**DATA SECTION**
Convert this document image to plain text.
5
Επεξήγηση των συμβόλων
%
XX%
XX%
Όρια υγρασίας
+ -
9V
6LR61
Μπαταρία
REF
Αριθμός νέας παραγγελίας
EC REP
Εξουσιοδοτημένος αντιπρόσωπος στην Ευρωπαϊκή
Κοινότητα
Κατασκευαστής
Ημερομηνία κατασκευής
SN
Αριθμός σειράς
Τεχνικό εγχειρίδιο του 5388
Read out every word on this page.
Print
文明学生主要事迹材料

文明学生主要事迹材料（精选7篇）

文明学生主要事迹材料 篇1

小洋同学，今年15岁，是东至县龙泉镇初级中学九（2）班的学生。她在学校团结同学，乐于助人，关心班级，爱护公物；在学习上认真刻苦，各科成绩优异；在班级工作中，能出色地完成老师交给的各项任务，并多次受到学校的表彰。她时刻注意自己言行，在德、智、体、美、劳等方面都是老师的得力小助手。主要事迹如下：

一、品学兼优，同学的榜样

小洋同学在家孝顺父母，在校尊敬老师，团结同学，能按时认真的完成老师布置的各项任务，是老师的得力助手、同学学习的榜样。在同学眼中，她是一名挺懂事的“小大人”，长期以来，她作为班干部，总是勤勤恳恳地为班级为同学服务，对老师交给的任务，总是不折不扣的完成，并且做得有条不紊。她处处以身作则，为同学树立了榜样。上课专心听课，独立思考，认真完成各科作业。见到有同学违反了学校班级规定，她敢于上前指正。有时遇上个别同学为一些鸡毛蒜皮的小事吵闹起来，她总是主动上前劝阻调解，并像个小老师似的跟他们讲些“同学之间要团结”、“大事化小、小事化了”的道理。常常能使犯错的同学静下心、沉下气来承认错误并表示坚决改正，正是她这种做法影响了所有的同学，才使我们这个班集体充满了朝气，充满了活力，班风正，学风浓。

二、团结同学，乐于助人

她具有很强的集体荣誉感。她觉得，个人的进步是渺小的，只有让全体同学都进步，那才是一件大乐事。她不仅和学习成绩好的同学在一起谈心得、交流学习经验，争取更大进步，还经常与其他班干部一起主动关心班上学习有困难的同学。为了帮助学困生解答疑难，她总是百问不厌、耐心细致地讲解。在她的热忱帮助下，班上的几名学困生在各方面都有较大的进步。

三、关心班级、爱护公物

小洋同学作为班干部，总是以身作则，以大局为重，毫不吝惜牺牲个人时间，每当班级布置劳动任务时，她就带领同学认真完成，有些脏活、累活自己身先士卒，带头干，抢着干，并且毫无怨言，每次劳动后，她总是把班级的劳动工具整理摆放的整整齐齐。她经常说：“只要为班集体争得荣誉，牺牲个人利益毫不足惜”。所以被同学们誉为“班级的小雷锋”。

**SET TASK**
Every line that holds the word "this" should be extracted.

**SOLUTION TO THE EXERCISE**
Convert this document image to plain text.
Read out every word on this page.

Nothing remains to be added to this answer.